#### Task brief
In the entries from the first line through the line containing "test-points <box>316 1411 1397 1905</box>", swap "capacitor" for "condenser" and give those lines again with nothing else changed.

#### Stored data
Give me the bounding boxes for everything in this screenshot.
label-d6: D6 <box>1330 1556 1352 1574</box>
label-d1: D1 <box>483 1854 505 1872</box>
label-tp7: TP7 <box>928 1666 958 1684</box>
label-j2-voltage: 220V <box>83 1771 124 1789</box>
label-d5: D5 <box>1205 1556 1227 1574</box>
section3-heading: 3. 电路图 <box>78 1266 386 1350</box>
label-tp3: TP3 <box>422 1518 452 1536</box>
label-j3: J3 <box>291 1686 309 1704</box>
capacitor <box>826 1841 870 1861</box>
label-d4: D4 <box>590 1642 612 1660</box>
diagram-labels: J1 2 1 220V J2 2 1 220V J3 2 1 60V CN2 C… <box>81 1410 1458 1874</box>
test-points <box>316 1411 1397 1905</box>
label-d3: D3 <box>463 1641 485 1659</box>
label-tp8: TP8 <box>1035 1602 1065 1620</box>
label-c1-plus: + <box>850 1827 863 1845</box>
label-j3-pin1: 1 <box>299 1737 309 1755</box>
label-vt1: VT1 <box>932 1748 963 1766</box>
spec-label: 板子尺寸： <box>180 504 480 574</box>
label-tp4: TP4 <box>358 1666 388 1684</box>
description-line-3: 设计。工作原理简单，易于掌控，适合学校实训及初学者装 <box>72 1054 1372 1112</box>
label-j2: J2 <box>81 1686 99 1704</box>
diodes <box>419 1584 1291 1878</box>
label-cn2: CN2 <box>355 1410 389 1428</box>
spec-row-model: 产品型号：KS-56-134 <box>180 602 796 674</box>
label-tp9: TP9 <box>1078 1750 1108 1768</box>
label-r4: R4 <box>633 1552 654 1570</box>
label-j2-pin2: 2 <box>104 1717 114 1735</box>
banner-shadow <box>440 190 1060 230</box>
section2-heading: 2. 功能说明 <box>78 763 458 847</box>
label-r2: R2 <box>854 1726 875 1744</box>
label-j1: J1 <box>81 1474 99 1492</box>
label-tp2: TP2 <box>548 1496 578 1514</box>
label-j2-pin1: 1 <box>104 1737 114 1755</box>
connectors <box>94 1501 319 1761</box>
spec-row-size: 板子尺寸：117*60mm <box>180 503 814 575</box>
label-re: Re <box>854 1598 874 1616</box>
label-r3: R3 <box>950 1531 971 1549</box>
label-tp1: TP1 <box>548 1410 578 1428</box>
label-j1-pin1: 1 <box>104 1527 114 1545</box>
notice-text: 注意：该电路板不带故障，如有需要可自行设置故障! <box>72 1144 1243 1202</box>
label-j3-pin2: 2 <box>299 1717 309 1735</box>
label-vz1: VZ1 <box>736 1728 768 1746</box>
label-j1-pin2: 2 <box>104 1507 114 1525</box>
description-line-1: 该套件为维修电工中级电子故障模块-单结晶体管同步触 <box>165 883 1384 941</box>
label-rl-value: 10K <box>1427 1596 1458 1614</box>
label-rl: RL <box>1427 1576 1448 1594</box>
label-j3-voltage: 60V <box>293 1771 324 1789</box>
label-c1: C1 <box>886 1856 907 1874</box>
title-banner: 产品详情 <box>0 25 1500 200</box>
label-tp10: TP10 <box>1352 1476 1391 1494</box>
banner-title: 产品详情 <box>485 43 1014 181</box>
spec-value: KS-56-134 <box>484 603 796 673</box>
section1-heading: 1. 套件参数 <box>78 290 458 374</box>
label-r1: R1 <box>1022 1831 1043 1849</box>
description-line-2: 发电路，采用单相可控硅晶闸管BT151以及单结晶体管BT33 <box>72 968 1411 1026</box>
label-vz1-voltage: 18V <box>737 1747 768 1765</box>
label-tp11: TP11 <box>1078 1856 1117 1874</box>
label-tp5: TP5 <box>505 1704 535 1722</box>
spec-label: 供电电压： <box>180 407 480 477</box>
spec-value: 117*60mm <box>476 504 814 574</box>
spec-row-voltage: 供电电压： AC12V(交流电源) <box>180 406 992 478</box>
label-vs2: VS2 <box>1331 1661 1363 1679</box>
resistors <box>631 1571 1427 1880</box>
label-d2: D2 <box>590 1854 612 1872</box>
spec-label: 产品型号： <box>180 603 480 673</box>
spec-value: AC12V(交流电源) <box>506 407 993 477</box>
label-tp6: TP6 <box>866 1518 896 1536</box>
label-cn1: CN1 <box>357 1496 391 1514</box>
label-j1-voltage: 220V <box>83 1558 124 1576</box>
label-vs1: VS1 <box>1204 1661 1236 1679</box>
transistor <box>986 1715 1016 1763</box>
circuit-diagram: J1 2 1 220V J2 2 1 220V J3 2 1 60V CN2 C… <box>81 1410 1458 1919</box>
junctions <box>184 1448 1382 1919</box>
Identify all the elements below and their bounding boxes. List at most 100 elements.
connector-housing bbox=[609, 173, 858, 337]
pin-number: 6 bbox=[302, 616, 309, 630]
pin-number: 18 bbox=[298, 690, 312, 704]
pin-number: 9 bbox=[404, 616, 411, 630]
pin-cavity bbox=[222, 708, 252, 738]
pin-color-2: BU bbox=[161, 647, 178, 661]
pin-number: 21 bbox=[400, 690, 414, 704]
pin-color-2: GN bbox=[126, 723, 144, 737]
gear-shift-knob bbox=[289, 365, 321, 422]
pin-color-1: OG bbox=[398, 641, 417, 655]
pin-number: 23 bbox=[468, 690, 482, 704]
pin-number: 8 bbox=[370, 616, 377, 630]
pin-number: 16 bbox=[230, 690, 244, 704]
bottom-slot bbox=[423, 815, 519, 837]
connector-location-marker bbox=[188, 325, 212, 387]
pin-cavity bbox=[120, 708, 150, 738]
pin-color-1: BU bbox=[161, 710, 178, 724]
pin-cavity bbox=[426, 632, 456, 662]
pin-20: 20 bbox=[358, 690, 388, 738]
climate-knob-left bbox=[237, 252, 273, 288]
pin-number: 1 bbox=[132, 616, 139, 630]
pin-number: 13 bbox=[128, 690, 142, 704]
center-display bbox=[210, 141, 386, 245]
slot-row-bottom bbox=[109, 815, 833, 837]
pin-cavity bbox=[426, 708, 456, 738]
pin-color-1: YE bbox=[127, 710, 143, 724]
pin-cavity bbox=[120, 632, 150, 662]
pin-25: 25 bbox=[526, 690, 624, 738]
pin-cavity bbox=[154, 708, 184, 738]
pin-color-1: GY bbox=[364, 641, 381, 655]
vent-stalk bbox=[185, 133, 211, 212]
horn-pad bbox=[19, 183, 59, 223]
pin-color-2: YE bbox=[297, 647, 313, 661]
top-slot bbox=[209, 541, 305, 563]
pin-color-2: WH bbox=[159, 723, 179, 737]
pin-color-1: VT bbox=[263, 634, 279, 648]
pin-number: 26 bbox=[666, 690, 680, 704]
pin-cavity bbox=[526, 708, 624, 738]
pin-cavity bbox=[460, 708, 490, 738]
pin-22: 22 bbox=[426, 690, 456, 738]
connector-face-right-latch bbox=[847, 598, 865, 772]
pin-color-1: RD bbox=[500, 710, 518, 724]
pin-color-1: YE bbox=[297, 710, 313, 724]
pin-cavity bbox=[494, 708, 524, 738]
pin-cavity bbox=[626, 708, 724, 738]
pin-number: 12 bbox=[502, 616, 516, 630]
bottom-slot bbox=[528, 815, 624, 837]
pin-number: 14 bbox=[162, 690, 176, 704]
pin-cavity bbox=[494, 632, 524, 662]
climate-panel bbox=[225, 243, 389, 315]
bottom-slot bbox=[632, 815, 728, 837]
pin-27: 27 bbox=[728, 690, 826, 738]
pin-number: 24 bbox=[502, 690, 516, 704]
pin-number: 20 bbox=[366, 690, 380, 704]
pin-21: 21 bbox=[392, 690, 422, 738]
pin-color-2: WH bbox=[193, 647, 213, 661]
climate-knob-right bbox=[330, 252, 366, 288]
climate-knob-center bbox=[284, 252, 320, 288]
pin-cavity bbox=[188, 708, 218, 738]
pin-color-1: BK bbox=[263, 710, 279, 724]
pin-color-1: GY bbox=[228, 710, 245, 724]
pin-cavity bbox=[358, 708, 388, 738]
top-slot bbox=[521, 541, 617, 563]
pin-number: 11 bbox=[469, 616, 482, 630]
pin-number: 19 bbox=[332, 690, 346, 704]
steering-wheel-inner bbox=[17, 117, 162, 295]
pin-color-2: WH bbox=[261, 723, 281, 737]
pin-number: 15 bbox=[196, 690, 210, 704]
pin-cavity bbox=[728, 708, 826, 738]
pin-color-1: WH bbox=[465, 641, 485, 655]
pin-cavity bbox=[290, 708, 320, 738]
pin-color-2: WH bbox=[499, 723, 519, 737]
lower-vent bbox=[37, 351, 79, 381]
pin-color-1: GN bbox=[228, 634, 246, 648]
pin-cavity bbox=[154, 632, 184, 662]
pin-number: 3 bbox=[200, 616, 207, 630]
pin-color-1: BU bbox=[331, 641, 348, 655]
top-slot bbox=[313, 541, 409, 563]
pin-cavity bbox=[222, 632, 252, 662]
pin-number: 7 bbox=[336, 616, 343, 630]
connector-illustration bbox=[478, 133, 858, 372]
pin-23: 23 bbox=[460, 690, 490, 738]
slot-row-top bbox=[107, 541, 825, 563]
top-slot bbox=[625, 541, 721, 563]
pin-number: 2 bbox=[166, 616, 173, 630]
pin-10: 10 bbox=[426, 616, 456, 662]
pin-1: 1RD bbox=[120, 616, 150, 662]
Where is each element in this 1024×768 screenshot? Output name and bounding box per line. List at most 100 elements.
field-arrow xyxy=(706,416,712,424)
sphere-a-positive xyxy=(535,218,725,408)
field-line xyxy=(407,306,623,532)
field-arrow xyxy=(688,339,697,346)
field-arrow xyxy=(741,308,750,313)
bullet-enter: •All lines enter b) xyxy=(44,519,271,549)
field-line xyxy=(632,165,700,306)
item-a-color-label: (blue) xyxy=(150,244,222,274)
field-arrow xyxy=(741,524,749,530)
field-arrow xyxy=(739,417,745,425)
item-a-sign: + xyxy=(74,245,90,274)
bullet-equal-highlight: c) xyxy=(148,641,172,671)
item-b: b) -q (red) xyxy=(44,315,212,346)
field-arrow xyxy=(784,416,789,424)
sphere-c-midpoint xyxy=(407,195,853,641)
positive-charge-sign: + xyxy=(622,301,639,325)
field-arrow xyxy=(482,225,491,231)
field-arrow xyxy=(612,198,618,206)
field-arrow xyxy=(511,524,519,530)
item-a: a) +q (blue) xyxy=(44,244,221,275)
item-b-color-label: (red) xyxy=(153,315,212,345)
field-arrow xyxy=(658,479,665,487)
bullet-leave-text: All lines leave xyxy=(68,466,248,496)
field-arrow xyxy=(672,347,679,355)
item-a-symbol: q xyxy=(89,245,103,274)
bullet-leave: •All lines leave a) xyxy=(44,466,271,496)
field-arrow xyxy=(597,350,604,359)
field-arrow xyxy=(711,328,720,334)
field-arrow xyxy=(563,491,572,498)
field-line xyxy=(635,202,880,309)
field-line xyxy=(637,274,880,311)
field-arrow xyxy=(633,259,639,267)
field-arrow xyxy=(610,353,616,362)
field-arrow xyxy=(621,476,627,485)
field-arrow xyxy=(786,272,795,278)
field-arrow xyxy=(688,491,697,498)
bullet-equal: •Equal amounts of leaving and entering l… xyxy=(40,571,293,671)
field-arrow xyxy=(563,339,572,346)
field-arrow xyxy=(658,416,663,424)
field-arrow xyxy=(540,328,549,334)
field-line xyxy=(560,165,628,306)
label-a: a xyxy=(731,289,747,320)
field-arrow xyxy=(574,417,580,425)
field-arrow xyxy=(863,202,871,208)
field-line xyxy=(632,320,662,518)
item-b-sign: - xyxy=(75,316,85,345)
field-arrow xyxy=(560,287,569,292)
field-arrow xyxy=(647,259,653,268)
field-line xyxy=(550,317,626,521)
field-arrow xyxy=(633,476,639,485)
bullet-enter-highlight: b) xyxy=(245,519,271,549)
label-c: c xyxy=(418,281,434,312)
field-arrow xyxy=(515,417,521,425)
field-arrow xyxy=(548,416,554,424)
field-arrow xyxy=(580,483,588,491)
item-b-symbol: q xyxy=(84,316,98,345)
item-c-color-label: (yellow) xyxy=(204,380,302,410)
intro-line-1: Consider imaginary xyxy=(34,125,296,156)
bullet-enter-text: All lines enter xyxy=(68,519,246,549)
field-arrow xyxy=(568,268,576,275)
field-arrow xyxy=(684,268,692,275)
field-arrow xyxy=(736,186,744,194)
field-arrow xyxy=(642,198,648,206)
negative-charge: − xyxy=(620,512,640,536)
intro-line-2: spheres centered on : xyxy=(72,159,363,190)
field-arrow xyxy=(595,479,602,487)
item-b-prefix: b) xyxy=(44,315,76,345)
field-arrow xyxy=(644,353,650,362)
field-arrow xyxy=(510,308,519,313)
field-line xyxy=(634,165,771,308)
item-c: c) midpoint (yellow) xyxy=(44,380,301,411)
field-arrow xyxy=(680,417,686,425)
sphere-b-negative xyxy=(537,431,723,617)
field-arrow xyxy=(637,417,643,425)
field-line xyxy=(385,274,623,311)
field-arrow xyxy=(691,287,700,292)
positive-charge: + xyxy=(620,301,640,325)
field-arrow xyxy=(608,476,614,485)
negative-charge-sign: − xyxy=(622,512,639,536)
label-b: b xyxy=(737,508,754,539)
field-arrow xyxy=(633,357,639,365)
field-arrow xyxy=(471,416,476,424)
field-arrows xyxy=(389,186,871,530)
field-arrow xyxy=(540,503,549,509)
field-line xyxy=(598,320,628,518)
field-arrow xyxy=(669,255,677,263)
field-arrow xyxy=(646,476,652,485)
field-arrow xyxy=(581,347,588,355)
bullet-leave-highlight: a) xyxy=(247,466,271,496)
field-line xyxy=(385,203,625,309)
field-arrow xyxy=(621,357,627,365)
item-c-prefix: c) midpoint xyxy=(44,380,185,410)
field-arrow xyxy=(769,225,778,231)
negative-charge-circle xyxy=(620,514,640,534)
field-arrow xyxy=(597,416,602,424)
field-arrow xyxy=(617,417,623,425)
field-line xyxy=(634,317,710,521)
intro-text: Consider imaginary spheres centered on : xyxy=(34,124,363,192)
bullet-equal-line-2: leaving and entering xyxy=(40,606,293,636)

#### Finished answer
Give me the bounding boxes for everything in this screenshot.
label-d6: D6 <box>1330 1556 1352 1574</box>
label-d1: D1 <box>483 1854 505 1872</box>
label-tp7: TP7 <box>928 1666 958 1684</box>
label-j2-voltage: 220V <box>83 1771 124 1789</box>
label-d5: D5 <box>1205 1556 1227 1574</box>
section3-heading: 3. 电路图 <box>78 1266 386 1350</box>
label-tp3: TP3 <box>422 1518 452 1536</box>
label-j3: J3 <box>291 1686 309 1704</box>
condenser <box>826 1841 870 1861</box>
label-d4: D4 <box>590 1642 612 1660</box>
diagram-labels: J1 2 1 220V J2 2 1 220V J3 2 1 60V CN2 C… <box>81 1410 1458 1874</box>
test-points <box>316 1411 1397 1905</box>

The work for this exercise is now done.